REFLECTIONS ON FILM CULTURE

Chicago Film Fest Chat #5: Ending with Shorts But Not Feeling Short-Changed

This is the final installment of a weeklong conversation on the 47th Chicago International Film Festival, which takes place now through October 20, 2011. Read Part OnePart TwoPart Three and Part Four.

Kevin B. Lee: As we close out our week-long conversation, I’ll start with my top recommendations for the remaining days of the festival: The Turin Horse (Saturday at 2pm) and We Need to Talk About Kevin (Tuesday at 7:45pm), both of which I wrote about yesterday. I write this without having screened most of what’s scheduled, admittedly; and even though I’ve seen about 30 films, that’s only 1/5 of the lineup. I’m hoping for a chance to see Southwest now that both of you have raved about it. I most regret missing out on Melancholia (apparently the lone screening sold out quickly) but that will come out soon enough. The one film I’ll try hardest to see before the end is Don’t Go Breaking My Heart by Johnnie To, my favorite Hong Kong director working today, though this film sees the action master trying his hand at a rom-com.

I can’t say I share your enthusiasm for Miss Bala, Nick. There’s no doubt that Gerardo Naranjo is an incredibly resourceful filmmaker, I dare say a virtuoso of cinematic technique, especially with the unfolding long-take (highly reminiscent of countryman Alfonso Cuaron’s Children of Men). My problem is that he makes you aware of that technique at almost every moment, and for me it makes the film play like an aspiring Hollywood action filmmaker’s calling card hitched to a third world social agenda for good measure. The film ostensibly shows a poor girl helplessly jerked around by malevolent social forces beyond her control or comprehension, but rarely did I feel that those forces were more than an on-screen stand-in for Naranjo and co-screenwriter Mauricio Katz, having all kinds of dramatic fun with their beauty queen mouse in a maze.
--------------------------------
### [Given problem]
Change "Chicago" to "Toronto" in the film festival text between "REFLECTIONS ON FILM" and "and Part Four.", inclusive, and give back that span. The listing isn't needed for anything here.

### [Material]
--------------------------------
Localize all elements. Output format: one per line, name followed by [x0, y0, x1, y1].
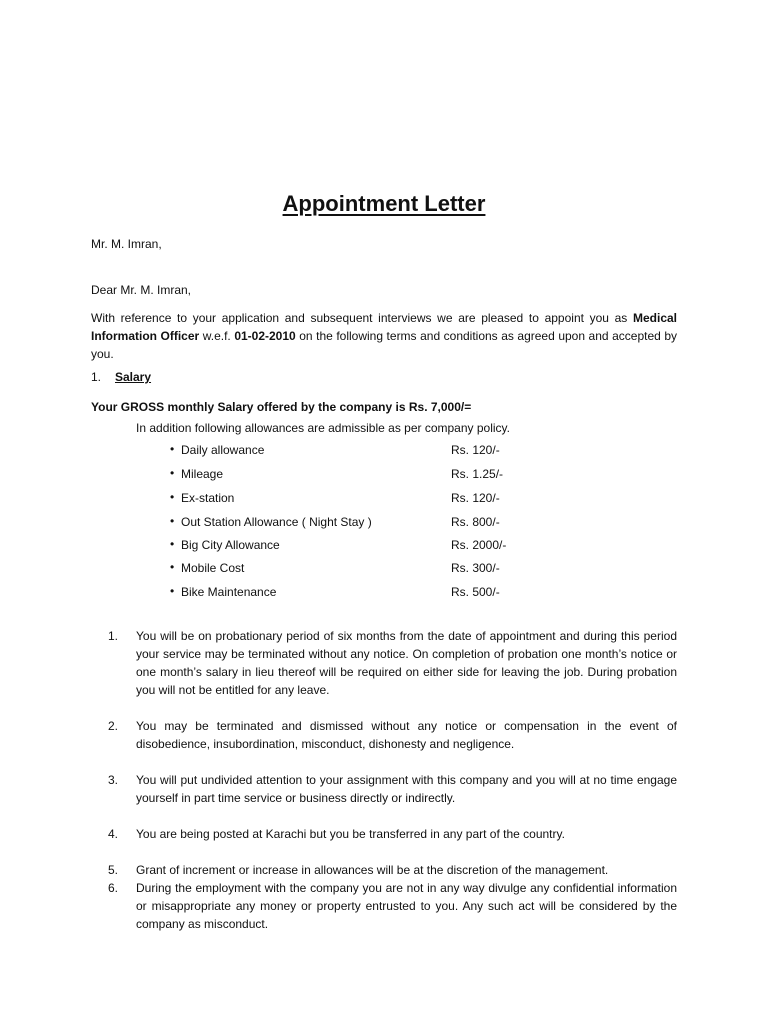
--------------------------------
### [Completed exercise]
REFLECTIONS ON FILM CULTURE

Toronto Film Fest Chat #5: Ending with Shorts But Not Feeling Short-Changed

This is the final installment of a weeklong conversation on the 47th Toronto International Film Festival, which takes place now through October 20, 2011. Read Part OnePart TwoPart Three and Part Four.